Stored entries:

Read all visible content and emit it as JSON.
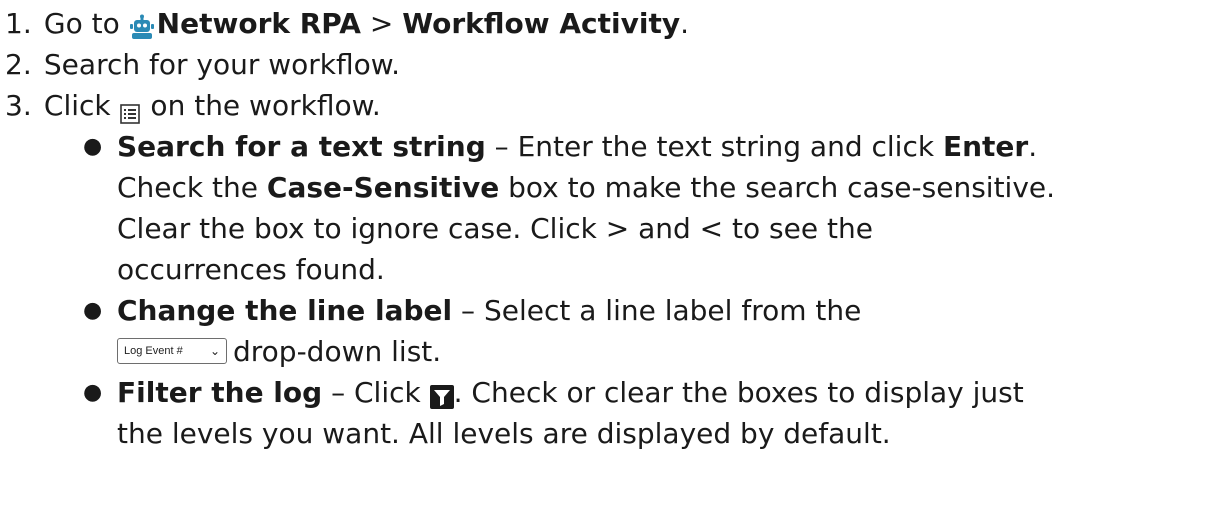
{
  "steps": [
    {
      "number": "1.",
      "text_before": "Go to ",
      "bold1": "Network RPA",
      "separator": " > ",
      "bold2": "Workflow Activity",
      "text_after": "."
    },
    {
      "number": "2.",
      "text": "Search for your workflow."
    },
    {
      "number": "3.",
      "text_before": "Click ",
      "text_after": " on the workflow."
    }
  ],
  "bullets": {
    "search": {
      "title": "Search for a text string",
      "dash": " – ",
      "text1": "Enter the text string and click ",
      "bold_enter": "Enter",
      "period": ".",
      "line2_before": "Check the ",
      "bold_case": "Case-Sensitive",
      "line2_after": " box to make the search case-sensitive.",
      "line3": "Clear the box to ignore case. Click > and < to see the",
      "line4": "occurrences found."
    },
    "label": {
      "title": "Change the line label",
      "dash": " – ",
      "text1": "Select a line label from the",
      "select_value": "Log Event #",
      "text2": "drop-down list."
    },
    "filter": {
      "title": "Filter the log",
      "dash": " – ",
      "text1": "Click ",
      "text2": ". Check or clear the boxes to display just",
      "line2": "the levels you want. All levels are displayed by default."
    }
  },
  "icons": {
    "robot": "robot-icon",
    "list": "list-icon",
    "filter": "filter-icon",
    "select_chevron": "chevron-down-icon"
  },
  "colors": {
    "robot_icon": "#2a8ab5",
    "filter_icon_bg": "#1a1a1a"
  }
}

--

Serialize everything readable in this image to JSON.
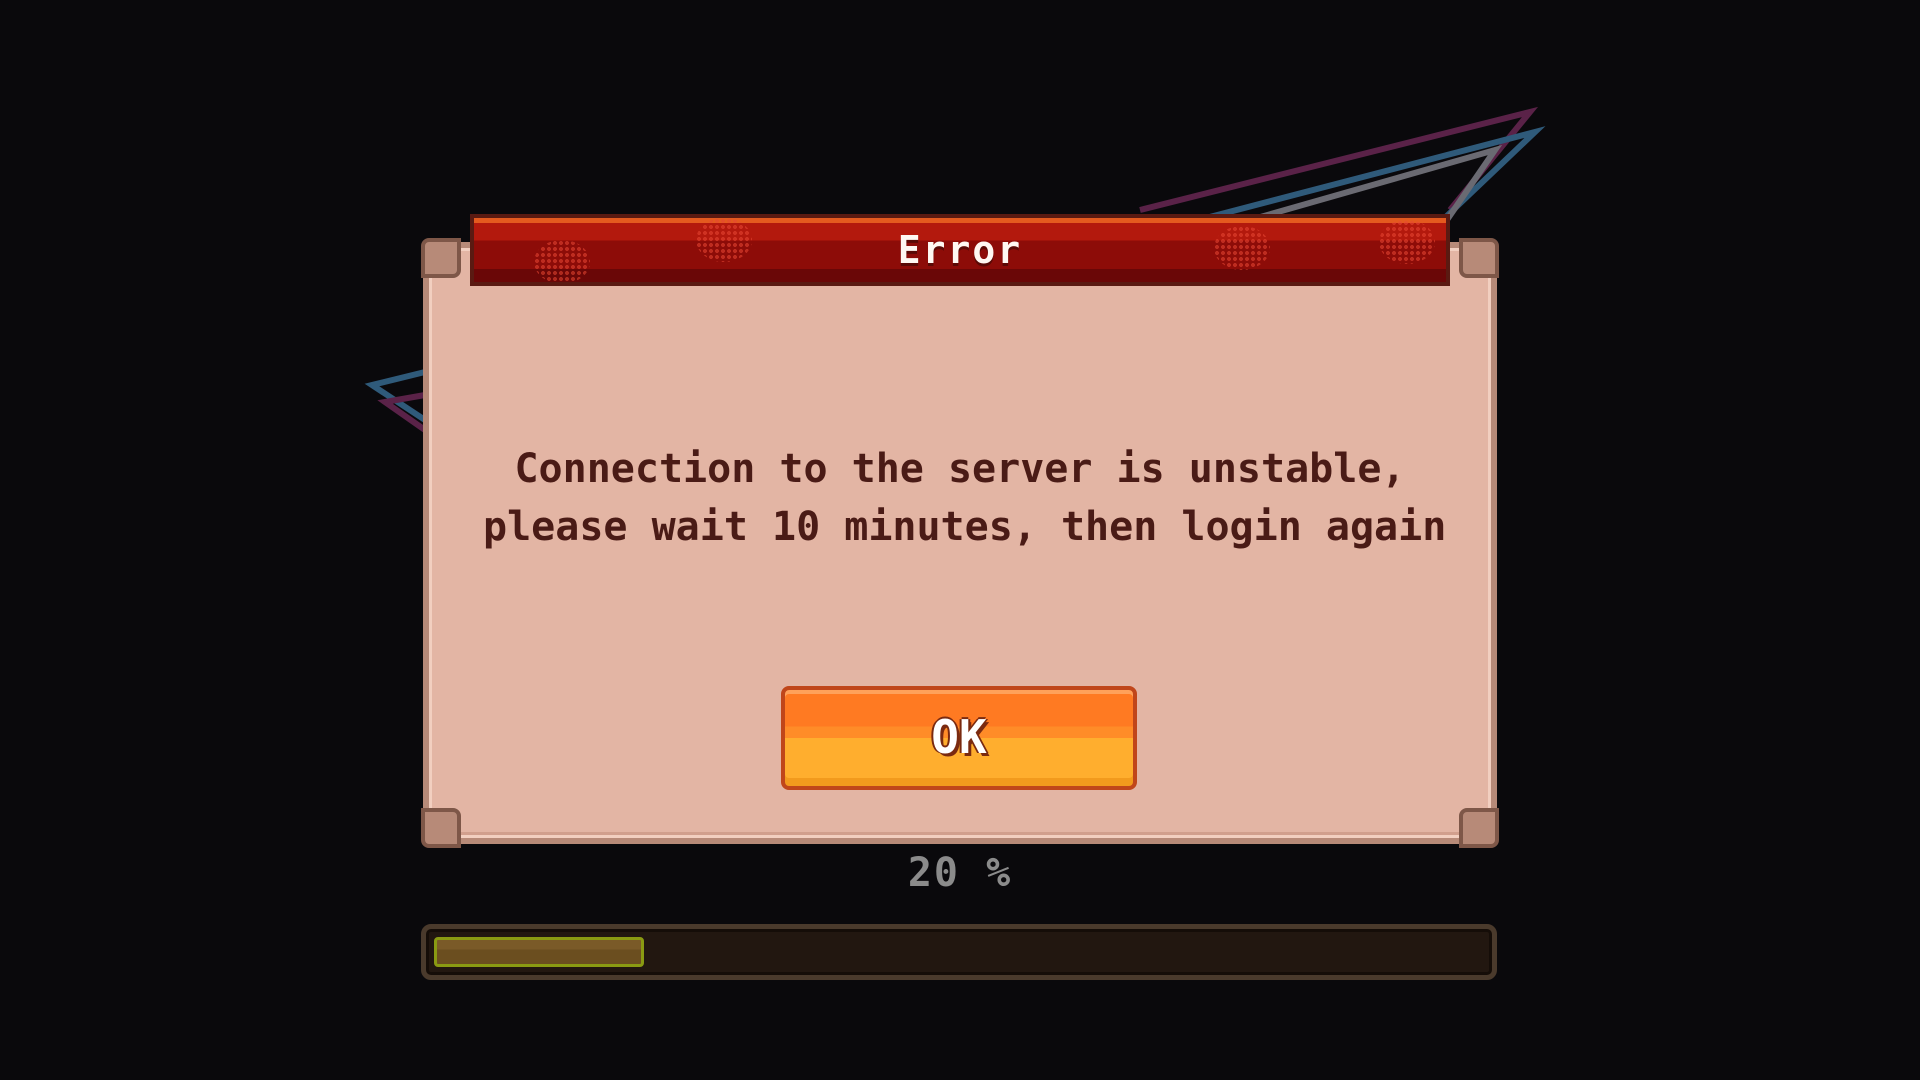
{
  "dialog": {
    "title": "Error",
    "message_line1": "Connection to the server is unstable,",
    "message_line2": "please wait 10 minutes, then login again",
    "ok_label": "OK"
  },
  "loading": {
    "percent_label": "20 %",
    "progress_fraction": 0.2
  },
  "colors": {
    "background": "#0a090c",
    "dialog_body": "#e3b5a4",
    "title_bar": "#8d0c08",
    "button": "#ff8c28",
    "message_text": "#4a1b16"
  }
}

--

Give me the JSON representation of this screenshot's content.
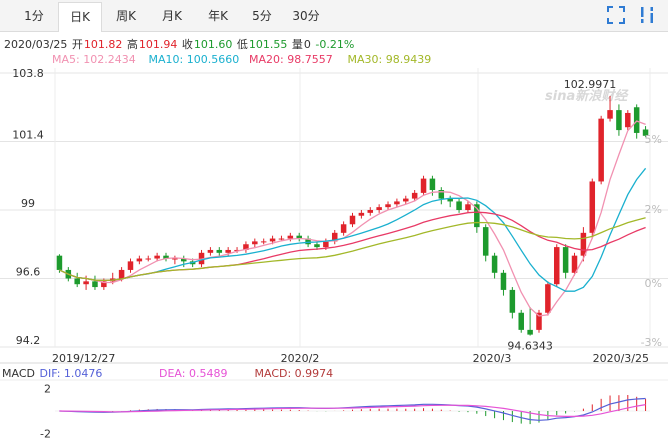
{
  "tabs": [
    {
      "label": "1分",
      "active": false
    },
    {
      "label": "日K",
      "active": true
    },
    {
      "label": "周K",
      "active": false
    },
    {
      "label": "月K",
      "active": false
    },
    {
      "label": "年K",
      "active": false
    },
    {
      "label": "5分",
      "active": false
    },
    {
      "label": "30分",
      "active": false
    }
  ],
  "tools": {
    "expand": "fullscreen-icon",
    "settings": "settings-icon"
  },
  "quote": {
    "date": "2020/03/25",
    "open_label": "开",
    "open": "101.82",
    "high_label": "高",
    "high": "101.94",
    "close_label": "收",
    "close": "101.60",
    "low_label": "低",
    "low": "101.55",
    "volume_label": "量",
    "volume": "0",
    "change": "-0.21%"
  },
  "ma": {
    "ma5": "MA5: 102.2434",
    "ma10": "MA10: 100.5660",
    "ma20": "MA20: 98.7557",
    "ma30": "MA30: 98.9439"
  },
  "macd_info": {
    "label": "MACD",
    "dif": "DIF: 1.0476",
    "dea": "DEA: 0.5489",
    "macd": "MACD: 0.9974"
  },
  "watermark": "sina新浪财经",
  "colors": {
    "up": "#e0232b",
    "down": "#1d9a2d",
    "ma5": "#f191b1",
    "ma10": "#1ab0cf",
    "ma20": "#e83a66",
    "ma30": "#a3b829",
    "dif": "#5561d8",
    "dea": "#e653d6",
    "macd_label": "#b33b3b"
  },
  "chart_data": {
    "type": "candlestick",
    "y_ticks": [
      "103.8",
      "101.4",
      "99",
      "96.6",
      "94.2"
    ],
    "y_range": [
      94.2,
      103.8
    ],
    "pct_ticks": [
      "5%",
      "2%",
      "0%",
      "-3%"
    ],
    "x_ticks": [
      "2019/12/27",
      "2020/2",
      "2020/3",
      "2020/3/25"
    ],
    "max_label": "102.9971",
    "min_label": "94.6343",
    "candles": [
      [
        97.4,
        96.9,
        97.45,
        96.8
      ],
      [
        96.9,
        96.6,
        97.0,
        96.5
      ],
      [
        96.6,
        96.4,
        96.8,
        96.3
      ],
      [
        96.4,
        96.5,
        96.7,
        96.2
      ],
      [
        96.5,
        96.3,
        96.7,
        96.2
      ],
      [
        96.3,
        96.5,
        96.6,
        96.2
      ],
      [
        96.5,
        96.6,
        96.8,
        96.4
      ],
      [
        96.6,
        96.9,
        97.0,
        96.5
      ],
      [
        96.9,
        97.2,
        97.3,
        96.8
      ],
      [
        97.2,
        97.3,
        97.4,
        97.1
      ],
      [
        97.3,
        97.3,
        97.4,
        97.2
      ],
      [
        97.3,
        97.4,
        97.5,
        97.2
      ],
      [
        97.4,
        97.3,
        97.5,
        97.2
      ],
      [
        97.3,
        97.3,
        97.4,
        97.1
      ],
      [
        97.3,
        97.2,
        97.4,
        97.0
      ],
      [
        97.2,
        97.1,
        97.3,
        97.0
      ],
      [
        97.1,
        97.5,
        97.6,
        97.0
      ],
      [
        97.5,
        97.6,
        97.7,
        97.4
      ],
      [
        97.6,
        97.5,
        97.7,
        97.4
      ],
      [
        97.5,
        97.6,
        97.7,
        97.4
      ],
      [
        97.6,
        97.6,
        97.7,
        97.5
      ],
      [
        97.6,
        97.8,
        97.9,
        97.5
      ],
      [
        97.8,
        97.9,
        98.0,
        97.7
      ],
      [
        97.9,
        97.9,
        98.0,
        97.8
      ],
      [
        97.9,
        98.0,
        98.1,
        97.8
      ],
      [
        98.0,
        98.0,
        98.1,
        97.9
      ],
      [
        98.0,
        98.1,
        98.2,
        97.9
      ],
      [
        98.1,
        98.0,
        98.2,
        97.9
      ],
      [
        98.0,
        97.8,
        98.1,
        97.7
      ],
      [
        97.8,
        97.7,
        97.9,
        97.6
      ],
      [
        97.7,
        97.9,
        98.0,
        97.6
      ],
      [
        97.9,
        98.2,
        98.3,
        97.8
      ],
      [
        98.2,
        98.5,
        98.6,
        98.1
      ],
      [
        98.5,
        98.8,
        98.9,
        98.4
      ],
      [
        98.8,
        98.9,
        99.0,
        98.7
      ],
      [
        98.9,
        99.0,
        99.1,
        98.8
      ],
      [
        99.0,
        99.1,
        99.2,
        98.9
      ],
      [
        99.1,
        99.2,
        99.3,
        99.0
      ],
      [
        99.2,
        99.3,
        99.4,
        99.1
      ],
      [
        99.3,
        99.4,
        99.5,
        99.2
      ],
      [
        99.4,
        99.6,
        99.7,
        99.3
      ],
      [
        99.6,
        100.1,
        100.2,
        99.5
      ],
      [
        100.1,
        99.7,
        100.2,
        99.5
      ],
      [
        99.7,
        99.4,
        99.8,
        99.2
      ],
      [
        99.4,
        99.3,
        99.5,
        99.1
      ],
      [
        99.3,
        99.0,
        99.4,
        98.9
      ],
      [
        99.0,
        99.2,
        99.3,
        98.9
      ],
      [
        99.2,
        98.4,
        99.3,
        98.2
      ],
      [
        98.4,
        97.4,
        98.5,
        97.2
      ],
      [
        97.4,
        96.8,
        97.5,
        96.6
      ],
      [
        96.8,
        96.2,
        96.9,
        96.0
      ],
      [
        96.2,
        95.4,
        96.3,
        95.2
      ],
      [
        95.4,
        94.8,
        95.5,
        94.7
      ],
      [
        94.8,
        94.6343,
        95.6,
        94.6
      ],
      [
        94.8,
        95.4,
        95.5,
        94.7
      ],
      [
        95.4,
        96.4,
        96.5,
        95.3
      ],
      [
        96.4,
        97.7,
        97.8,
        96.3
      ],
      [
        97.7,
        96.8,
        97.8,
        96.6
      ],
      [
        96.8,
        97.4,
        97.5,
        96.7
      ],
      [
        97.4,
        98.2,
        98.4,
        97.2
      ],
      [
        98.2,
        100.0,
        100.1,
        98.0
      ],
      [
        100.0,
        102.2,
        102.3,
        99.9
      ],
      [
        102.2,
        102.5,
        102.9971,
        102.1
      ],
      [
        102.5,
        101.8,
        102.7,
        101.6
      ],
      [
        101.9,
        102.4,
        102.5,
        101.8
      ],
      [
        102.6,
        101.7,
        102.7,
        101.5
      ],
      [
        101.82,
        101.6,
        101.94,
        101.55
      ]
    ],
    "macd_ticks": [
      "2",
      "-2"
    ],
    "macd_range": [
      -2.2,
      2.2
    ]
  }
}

[Problem description] Copy every line of the entries above in which "Check" occurs.

[Reply]
      "line2_before": "Check the ",
      "text2": ". Check or clear the boxes to display just",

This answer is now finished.